== WRITTEN PROBLEM ==
Tally the lines that hold the string "omillarning", and reply with the count alone.

═══ DATASET ROWS

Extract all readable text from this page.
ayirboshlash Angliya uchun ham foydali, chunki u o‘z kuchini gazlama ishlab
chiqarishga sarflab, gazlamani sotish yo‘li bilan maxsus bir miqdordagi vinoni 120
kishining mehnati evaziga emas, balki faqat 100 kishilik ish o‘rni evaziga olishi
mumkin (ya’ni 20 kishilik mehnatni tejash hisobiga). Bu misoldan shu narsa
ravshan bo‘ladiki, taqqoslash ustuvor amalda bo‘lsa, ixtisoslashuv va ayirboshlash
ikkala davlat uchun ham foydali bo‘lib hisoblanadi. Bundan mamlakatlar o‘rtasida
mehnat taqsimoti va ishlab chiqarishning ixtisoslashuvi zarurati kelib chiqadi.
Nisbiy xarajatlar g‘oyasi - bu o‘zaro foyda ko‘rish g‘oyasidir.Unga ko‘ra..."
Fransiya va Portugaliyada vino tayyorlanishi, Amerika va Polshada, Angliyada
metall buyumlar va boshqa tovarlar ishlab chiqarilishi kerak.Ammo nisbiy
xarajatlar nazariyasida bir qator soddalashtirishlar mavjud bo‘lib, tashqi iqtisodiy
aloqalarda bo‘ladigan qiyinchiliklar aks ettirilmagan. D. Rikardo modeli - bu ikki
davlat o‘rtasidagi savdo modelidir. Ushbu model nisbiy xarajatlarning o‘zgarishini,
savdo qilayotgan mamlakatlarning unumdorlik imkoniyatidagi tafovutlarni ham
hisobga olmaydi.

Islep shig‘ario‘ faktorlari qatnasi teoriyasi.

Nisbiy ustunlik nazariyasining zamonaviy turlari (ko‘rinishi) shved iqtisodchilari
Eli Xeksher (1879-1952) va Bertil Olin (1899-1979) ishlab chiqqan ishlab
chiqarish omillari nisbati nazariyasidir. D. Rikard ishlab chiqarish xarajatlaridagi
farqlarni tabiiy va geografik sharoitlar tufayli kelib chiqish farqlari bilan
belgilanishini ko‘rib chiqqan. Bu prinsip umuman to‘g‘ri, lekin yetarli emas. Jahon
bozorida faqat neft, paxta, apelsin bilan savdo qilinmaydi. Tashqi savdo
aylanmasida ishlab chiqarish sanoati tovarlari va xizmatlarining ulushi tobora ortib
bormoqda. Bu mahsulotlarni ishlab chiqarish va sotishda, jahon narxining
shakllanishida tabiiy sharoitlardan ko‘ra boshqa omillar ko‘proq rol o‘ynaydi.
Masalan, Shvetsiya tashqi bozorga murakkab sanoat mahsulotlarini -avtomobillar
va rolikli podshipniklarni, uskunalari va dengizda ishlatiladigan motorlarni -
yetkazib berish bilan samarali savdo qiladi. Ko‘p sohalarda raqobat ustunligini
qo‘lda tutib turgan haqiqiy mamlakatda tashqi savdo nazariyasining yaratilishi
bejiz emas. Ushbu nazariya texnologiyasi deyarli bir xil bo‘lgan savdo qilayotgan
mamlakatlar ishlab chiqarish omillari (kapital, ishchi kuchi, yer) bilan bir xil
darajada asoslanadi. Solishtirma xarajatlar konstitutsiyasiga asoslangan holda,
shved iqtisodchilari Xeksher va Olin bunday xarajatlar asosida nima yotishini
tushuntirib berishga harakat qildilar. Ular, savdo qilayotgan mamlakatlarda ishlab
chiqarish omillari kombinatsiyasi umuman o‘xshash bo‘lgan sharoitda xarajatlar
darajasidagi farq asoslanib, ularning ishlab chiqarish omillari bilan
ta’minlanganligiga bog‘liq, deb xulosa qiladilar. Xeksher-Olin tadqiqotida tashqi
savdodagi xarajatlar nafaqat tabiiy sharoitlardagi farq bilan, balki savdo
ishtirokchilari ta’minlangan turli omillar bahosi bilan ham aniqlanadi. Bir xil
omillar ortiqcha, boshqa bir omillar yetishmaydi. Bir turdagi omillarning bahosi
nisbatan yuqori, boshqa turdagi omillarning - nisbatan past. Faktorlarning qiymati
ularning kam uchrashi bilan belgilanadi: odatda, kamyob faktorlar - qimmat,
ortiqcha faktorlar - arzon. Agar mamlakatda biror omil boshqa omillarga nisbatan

══════

== COMPLETE RESPONSE ==
2